Requirements
Scan the listing below. Report each line that includes "JSON".

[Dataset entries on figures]
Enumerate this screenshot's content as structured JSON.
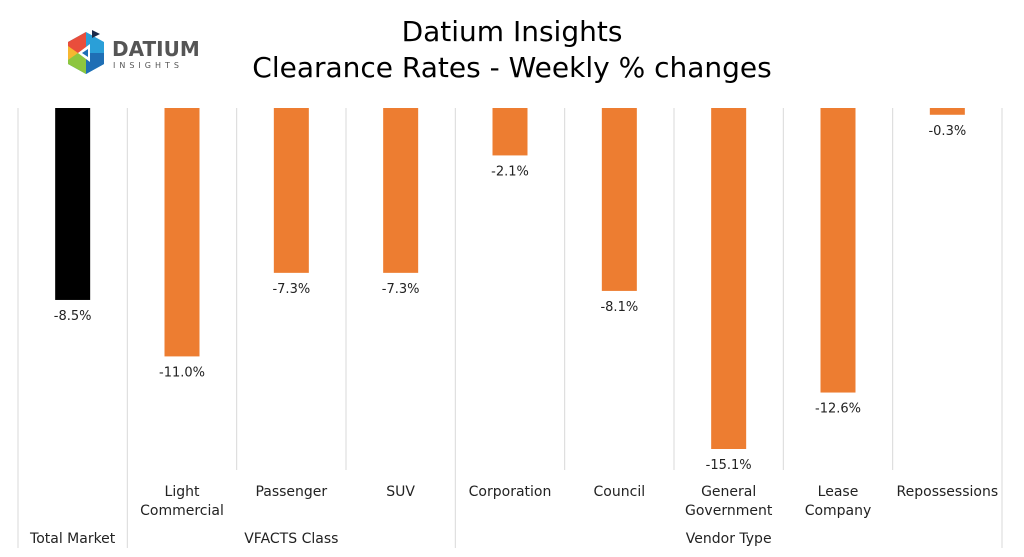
{
  "logo": {
    "text": "DATIUM",
    "subtext": "INSIGHTS"
  },
  "chart_data": {
    "type": "bar",
    "title": "Datium Insights",
    "subtitle": "Clearance Rates - Weekly % changes",
    "categories": [
      "Total Market",
      "Light Commercial",
      "Passenger",
      "SUV",
      "Corporation",
      "Council",
      "General Government",
      "Lease Company",
      "Repossessions"
    ],
    "groups": [
      {
        "label": "Total Market",
        "members": [
          0
        ]
      },
      {
        "label": "VFACTS Class",
        "members": [
          1,
          2,
          3
        ]
      },
      {
        "label": "Vendor Type",
        "members": [
          4,
          5,
          6,
          7,
          8
        ]
      }
    ],
    "values": [
      -8.5,
      -11.0,
      -7.3,
      -7.3,
      -2.1,
      -8.1,
      -15.1,
      -12.6,
      -0.3
    ],
    "data_labels": [
      "-8.5%",
      "-11.0%",
      "-7.3%",
      "-7.3%",
      "-2.1%",
      "-8.1%",
      "-15.1%",
      "-12.6%",
      "-0.3%"
    ],
    "colors": [
      "#000000",
      "#ED7D31",
      "#ED7D31",
      "#ED7D31",
      "#ED7D31",
      "#ED7D31",
      "#ED7D31",
      "#ED7D31",
      "#ED7D31"
    ],
    "ylim": [
      -15.1,
      0
    ],
    "grid": false,
    "legend": "none"
  }
}
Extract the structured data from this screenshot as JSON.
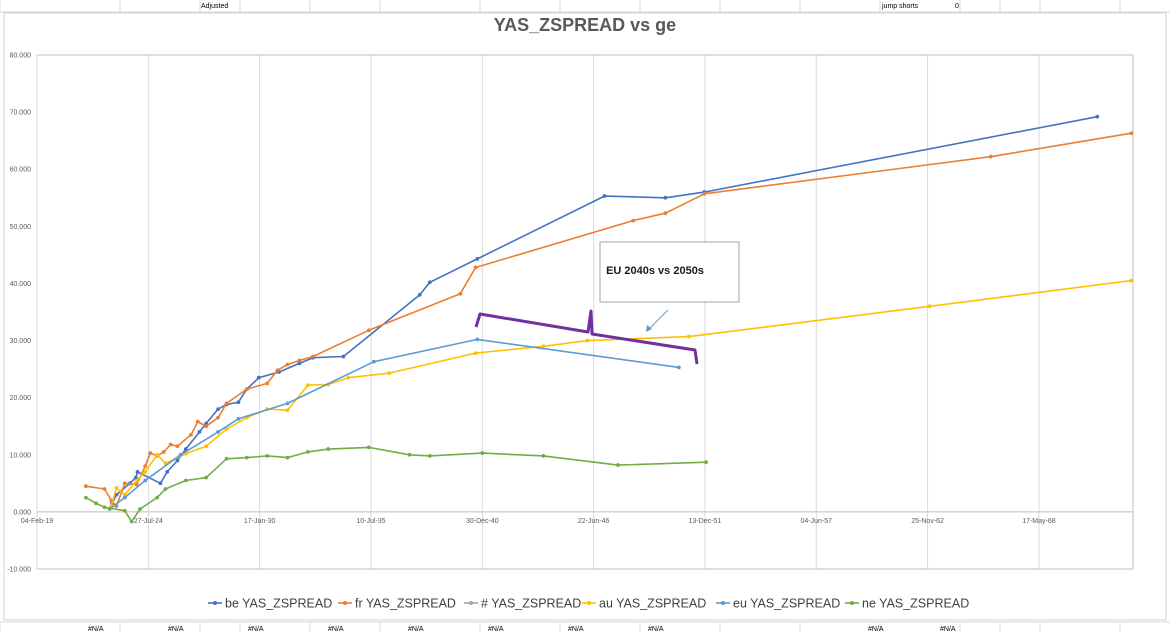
{
  "sheet": {
    "top_cells": [
      "Adjusted",
      "jump shorts",
      "0"
    ],
    "bottom_cells": [
      "#N/A",
      "#N/A",
      "#N/A",
      "#N/A",
      "#N/A",
      "#N/A",
      "#N/A",
      "#N/A",
      "#N/A",
      "#N/A"
    ]
  },
  "chart_data": {
    "type": "line",
    "title": "YAS_ZSPREAD vs ge",
    "xlabel": "",
    "ylabel": "",
    "xlim": [
      "2019-02-04",
      "2073-01-01"
    ],
    "ylim": [
      -10,
      80
    ],
    "x_tick_labels": [
      "04-Feb-19",
      "27-Jul-24",
      "17-Jan-30",
      "10-Jul-35",
      "30-Dec-40",
      "22-Jun-46",
      "13-Dec-51",
      "04-Jun-57",
      "25-Nov-62",
      "17-May-68"
    ],
    "x_ticks": [
      "2019-02-04",
      "2024-07-27",
      "2030-01-17",
      "2035-07-10",
      "2040-12-30",
      "2046-06-22",
      "2051-12-13",
      "2057-06-04",
      "2062-11-25",
      "2068-05-17"
    ],
    "y_tick_labels": [
      "-10.000",
      "0.000",
      "10.000",
      "20.000",
      "30.000",
      "40.000",
      "50.000",
      "60.000",
      "70.000",
      "80.000"
    ],
    "y_ticks": [
      -10,
      0,
      10,
      20,
      30,
      40,
      50,
      60,
      70,
      80
    ],
    "grid": "vertical",
    "legend_position": "bottom",
    "series": [
      {
        "name": "be YAS_ZSPREAD",
        "color": "#4472C4",
        "points": [
          [
            "2022-10-15",
            1.5
          ],
          [
            "2023-01-01",
            3.0
          ],
          [
            "2023-09-01",
            5.0
          ],
          [
            "2023-12-15",
            6.0
          ],
          [
            "2024-01-15",
            7.0
          ],
          [
            "2025-03-01",
            5.0
          ],
          [
            "2025-07-01",
            7.0
          ],
          [
            "2026-01-01",
            9.0
          ],
          [
            "2026-06-01",
            11.0
          ],
          [
            "2027-02-01",
            14.0
          ],
          [
            "2027-06-01",
            15.5
          ],
          [
            "2028-01-01",
            18.0
          ],
          [
            "2028-06-01",
            18.8
          ],
          [
            "2029-01-01",
            19.2
          ],
          [
            "2029-06-01",
            21.5
          ],
          [
            "2030-01-01",
            23.5
          ],
          [
            "2031-01-01",
            24.5
          ],
          [
            "2032-01-01",
            26.0
          ],
          [
            "2032-09-01",
            27.0
          ],
          [
            "2034-03-01",
            27.2
          ],
          [
            "2037-12-01",
            38.0
          ],
          [
            "2038-06-01",
            40.2
          ],
          [
            "2040-10-01",
            44.3
          ],
          [
            "2047-01-01",
            55.3
          ],
          [
            "2050-01-01",
            55.0
          ],
          [
            "2051-12-01",
            56.0
          ],
          [
            "2071-04-01",
            69.2
          ]
        ]
      },
      {
        "name": "fr YAS_ZSPREAD",
        "color": "#ED7D31",
        "points": [
          [
            "2021-07-01",
            4.5
          ],
          [
            "2022-06-01",
            4.0
          ],
          [
            "2022-10-01",
            2.0
          ],
          [
            "2023-01-01",
            1.0
          ],
          [
            "2023-06-01",
            5.0
          ],
          [
            "2024-01-01",
            4.8
          ],
          [
            "2024-06-01",
            8.0
          ],
          [
            "2024-09-01",
            10.3
          ],
          [
            "2025-01-01",
            9.8
          ],
          [
            "2025-05-01",
            10.5
          ],
          [
            "2025-09-01",
            11.8
          ],
          [
            "2026-01-01",
            11.5
          ],
          [
            "2026-09-01",
            13.5
          ],
          [
            "2027-01-01",
            15.8
          ],
          [
            "2027-06-01",
            15.0
          ],
          [
            "2028-01-01",
            16.5
          ],
          [
            "2028-06-01",
            19.0
          ],
          [
            "2029-06-01",
            21.5
          ],
          [
            "2030-06-01",
            22.5
          ],
          [
            "2030-12-01",
            24.8
          ],
          [
            "2031-06-01",
            25.8
          ],
          [
            "2032-01-01",
            26.5
          ],
          [
            "2032-09-01",
            27.2
          ],
          [
            "2035-06-01",
            31.8
          ],
          [
            "2039-12-01",
            38.2
          ],
          [
            "2040-09-01",
            42.8
          ],
          [
            "2048-06-01",
            51.0
          ],
          [
            "2050-01-01",
            52.3
          ],
          [
            "2051-12-01",
            55.7
          ],
          [
            "2066-01-01",
            62.2
          ],
          [
            "2072-12-01",
            66.3
          ]
        ]
      },
      {
        "name": "# YAS_ZSPREAD",
        "color": "#A5A5A5",
        "points": []
      },
      {
        "name": "au YAS_ZSPREAD",
        "color": "#FFC000",
        "points": [
          [
            "2022-10-01",
            1.0
          ],
          [
            "2023-01-01",
            4.2
          ],
          [
            "2023-06-01",
            3.0
          ],
          [
            "2024-01-01",
            5.5
          ],
          [
            "2024-06-01",
            7.0
          ],
          [
            "2025-01-01",
            10.0
          ],
          [
            "2025-06-01",
            8.5
          ],
          [
            "2026-06-01",
            10.2
          ],
          [
            "2027-06-01",
            11.5
          ],
          [
            "2028-06-01",
            14.5
          ],
          [
            "2029-06-01",
            16.5
          ],
          [
            "2030-06-01",
            18.0
          ],
          [
            "2031-06-01",
            17.8
          ],
          [
            "2032-06-01",
            22.2
          ],
          [
            "2033-06-01",
            22.3
          ],
          [
            "2034-06-01",
            23.5
          ],
          [
            "2036-06-01",
            24.3
          ],
          [
            "2040-09-01",
            27.8
          ],
          [
            "2044-01-01",
            29.0
          ],
          [
            "2046-03-01",
            30.0
          ],
          [
            "2051-03-01",
            30.7
          ],
          [
            "2063-01-01",
            36.0
          ],
          [
            "2072-12-01",
            40.5
          ]
        ]
      },
      {
        "name": "eu YAS_ZSPREAD",
        "color": "#5B9BD5",
        "points": [
          [
            "2022-09-01",
            0.5
          ],
          [
            "2023-06-01",
            2.5
          ],
          [
            "2024-06-01",
            5.5
          ],
          [
            "2026-03-01",
            10.0
          ],
          [
            "2028-01-01",
            14.0
          ],
          [
            "2029-01-01",
            16.3
          ],
          [
            "2031-06-01",
            19.0
          ],
          [
            "2035-09-01",
            26.3
          ],
          [
            "2040-10-01",
            30.2
          ],
          [
            "2050-09-01",
            25.3
          ]
        ]
      },
      {
        "name": "ne YAS_ZSPREAD",
        "color": "#70AD47",
        "points": [
          [
            "2021-07-01",
            2.5
          ],
          [
            "2022-01-01",
            1.5
          ],
          [
            "2022-06-01",
            0.8
          ],
          [
            "2023-06-01",
            0.2
          ],
          [
            "2023-10-01",
            -1.7
          ],
          [
            "2024-03-01",
            0.5
          ],
          [
            "2025-01-01",
            2.5
          ],
          [
            "2025-06-01",
            4.0
          ],
          [
            "2026-06-01",
            5.5
          ],
          [
            "2027-06-01",
            6.0
          ],
          [
            "2028-06-01",
            9.3
          ],
          [
            "2029-06-01",
            9.5
          ],
          [
            "2030-06-01",
            9.8
          ],
          [
            "2031-06-01",
            9.5
          ],
          [
            "2032-06-01",
            10.5
          ],
          [
            "2033-06-01",
            11.0
          ],
          [
            "2035-06-01",
            11.3
          ],
          [
            "2037-06-01",
            10.0
          ],
          [
            "2038-06-01",
            9.8
          ],
          [
            "2041-01-01",
            10.3
          ],
          [
            "2044-01-01",
            9.8
          ],
          [
            "2047-09-01",
            8.2
          ],
          [
            "2052-01-01",
            8.7
          ]
        ]
      }
    ],
    "annotations": [
      {
        "text": "EU 2040s vs 2050s"
      }
    ]
  }
}
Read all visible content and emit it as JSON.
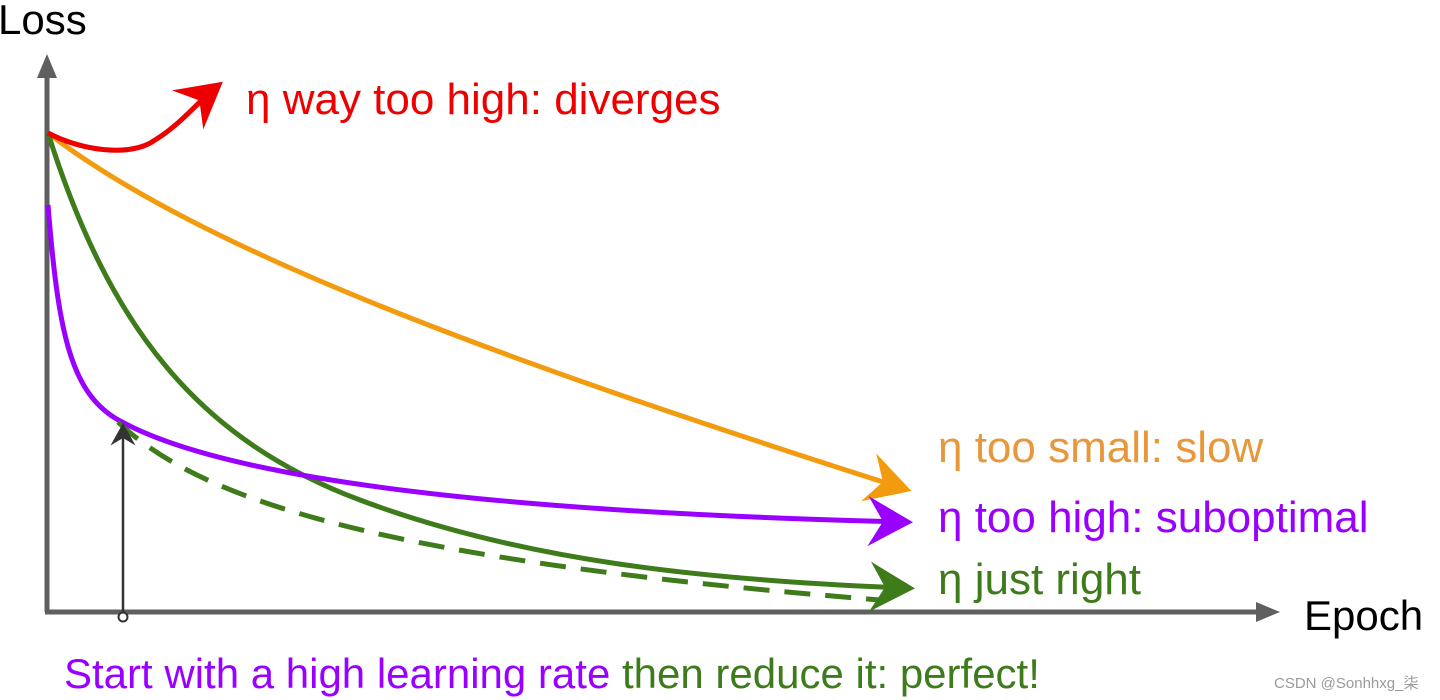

Written response
Enumerate this screenshot's content as structured JSON.
Extract the structured data from this screenshot as JSON.
Read all visible content and emit it as JSON.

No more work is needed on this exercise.